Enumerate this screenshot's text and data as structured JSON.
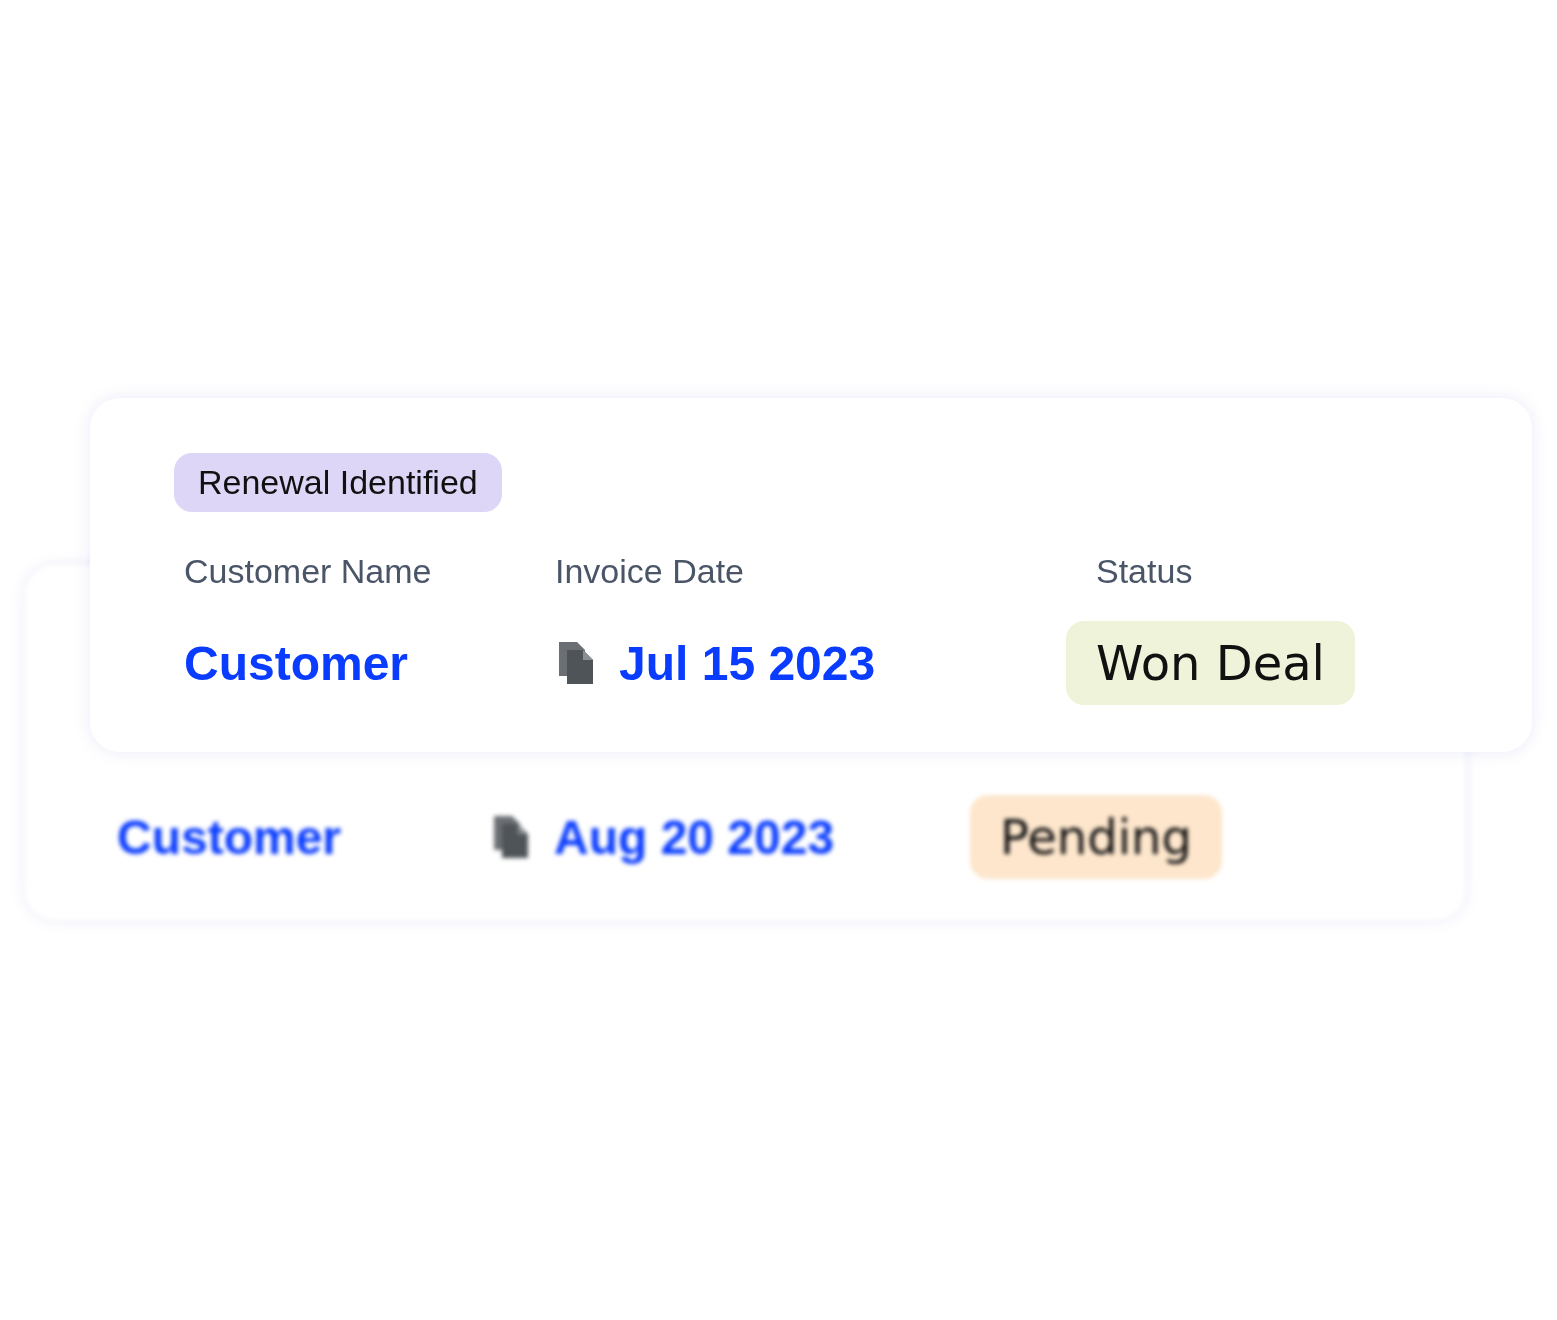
{
  "cards": [
    {
      "kind": "front",
      "tag": "Renewal Identified",
      "columns": [
        "Customer Name",
        "Invoice Date",
        "Status"
      ],
      "customer": "Customer",
      "invoice_date": "Jul 15 2023",
      "status": {
        "label": "Won Deal",
        "color": "#eef3d9"
      }
    },
    {
      "kind": "back",
      "customer": "Customer",
      "invoice_date": "Aug 20 2023",
      "status": {
        "label": "Pending",
        "color": "#fde6cc"
      }
    }
  ]
}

- Task statement
Pictures are to be left out; repeat all the remaining data exactly.

- Complete answer
Enumerate this screenshot's text and data as structured JSON.
{
  "cards": [
    {
      "kind": "front",
      "tag": "Renewal Identified",
      "columns": [
        "Customer Name",
        "Invoice Date",
        "Status"
      ],
      "customer": "Customer",
      "invoice_date": "Jul 15 2023",
      "status": {
        "label": "Won Deal",
        "color": "#eef3d9"
      }
    },
    {
      "kind": "back",
      "customer": "Customer",
      "invoice_date": "Aug 20 2023",
      "status": {
        "label": "Pending",
        "color": "#fde6cc"
      }
    }
  ]
}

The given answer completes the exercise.